* BEGIN *
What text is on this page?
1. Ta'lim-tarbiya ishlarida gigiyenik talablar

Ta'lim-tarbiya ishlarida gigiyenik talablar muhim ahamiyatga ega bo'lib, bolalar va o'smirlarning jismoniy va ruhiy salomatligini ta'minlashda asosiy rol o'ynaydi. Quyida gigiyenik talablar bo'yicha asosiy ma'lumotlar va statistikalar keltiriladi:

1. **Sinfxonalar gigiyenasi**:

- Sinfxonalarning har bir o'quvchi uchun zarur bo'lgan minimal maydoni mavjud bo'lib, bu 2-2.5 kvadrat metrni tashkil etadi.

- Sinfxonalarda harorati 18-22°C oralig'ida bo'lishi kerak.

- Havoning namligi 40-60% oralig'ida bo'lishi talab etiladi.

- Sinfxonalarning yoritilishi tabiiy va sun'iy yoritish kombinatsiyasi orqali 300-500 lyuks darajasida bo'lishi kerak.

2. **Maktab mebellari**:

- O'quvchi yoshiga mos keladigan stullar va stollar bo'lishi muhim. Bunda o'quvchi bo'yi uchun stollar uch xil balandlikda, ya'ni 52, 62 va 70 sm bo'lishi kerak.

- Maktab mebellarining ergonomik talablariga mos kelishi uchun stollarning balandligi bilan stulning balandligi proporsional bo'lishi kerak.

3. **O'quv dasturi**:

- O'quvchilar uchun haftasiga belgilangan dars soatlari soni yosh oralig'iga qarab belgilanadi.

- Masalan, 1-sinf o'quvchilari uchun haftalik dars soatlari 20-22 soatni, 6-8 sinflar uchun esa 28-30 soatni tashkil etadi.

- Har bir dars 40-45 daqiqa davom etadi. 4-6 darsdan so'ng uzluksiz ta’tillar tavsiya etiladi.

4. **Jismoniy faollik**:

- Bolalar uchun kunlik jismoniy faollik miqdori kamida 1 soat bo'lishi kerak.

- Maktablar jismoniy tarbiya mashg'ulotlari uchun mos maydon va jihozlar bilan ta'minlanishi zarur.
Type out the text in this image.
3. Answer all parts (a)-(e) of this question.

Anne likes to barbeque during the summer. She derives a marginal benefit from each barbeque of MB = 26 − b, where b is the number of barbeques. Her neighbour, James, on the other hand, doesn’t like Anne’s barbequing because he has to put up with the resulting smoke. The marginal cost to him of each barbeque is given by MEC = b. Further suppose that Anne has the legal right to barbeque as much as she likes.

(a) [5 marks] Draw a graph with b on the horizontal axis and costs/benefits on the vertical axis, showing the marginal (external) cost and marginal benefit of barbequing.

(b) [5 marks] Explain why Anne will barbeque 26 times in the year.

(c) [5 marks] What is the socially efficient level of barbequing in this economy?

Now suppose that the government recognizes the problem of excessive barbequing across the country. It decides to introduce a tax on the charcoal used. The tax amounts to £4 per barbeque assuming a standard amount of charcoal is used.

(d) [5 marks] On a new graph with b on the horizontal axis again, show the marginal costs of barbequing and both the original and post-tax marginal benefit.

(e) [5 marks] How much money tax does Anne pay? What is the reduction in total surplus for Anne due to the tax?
* END *
--- Given task ---
Pull out every line above that holds the word "kerak".

--- Problem solution ---
- Sinfxonalarda harorati 18-22°C oralig'ida bo'lishi kerak.
- Sinfxonalarning yoritilishi tabiiy va sun'iy yoritish kombinatsiyasi orqali 300-500 lyuks darajasida bo'lishi kerak.
- O'quvchi yoshiga mos keladigan stullar va stollar bo'lishi muhim. Bunda o'quvchi bo'yi uchun stollar uch xil balandlikda, ya'ni 52, 62 va 70 sm bo'lishi kerak.
- Maktab mebellarining ergonomik talablariga mos kelishi uchun stollarning balandligi bilan stulning balandligi proporsional bo'lishi kerak.
- Bolalar uchun kunlik jismoniy faollik miqdori kamida 1 soat bo'lishi kerak.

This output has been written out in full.